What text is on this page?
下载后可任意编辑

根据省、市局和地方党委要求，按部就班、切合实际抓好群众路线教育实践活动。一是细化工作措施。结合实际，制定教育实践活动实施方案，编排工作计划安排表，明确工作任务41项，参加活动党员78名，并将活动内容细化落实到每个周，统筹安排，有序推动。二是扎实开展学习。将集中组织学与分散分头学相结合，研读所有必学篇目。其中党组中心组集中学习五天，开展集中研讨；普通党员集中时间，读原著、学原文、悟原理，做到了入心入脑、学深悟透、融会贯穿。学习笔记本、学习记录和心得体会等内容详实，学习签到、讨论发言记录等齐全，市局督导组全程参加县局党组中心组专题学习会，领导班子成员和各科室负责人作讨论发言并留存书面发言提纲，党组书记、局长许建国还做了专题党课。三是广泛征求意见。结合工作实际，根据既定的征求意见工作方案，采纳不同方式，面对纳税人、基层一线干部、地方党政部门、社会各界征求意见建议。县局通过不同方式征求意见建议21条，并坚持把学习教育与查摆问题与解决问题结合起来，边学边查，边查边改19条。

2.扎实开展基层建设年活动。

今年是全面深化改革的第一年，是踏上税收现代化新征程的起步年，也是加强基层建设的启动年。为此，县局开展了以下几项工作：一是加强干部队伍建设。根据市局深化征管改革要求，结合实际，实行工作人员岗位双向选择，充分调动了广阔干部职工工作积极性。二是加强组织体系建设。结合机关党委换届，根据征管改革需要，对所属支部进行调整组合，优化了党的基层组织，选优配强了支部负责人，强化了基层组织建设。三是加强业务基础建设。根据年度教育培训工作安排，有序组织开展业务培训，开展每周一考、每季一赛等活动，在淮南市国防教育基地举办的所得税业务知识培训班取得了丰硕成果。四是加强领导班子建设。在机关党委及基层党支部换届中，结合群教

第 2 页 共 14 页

□ □ □ □ □ □ □

Exercise requirements: Copy all lines above containing the string "结合实际".

Correct output:
根据省、市局和地方党委要求，按部就班、切合实际抓好群众路线教育实践活动。一是细化工作措施。结合实际，制定教育实践活动实施方案，编排工作计划安排表，明确工作任务41项，参加活动党员78名，并将活动内容细化落实到每个周，统筹安排，有序推动。二是扎实开展学习。将集中组织学与分散分头学相结合，研读所有必学篇目。其中党组中心组集中学习五天，开展集中研讨；普通党员集中时间，读原著、学原文、悟原理，做到了入心入脑、学深悟透、融会贯穿。学习笔记本、学习记录和心得体会等内容详实，学习签到、讨论发言记录等齐全，市局督导组全程参加县局党组中心组专题学习会，领导班子成员和各科室负责人作讨论发言并留存书面发言提纲，党组书记、局长许建国还做了专题党课。三是广泛征求意见。结合工作实际，根据既定的征求意见工作方案，采纳不同方式，面对纳税人、基层一线干部、地方党政部门、社会各界征求意见建议。县局通过不同方式征求意见建议21条，并坚持把学习教育与查摆问题与解决问题结合起来，边学边查，边查边改19条。
今年是全面深化改革的第一年，是踏上税收现代化新征程的起步年，也是加强基层建设的启动年。为此，县局开展了以下几项工作：一是加强干部队伍建设。根据市局深化征管改革要求，结合实际，实行工作人员岗位双向选择，充分调动了广阔干部职工工作积极性。二是加强组织体系建设。结合机关党委换届，根据征管改革需要，对所属支部进行调整组合，优化了党的基层组织，选优配强了支部负责人，强化了基层组织建设。三是加强业务基础建设。根据年度教育培训工作安排，有序组织开展业务培训，开展每周一考、每季一赛等活动，在淮南市国防教育基地举办的所得税业务知识培训班取得了丰硕成果。四是加强领导班子建设。在机关党委及基层党支部换届中，结合群教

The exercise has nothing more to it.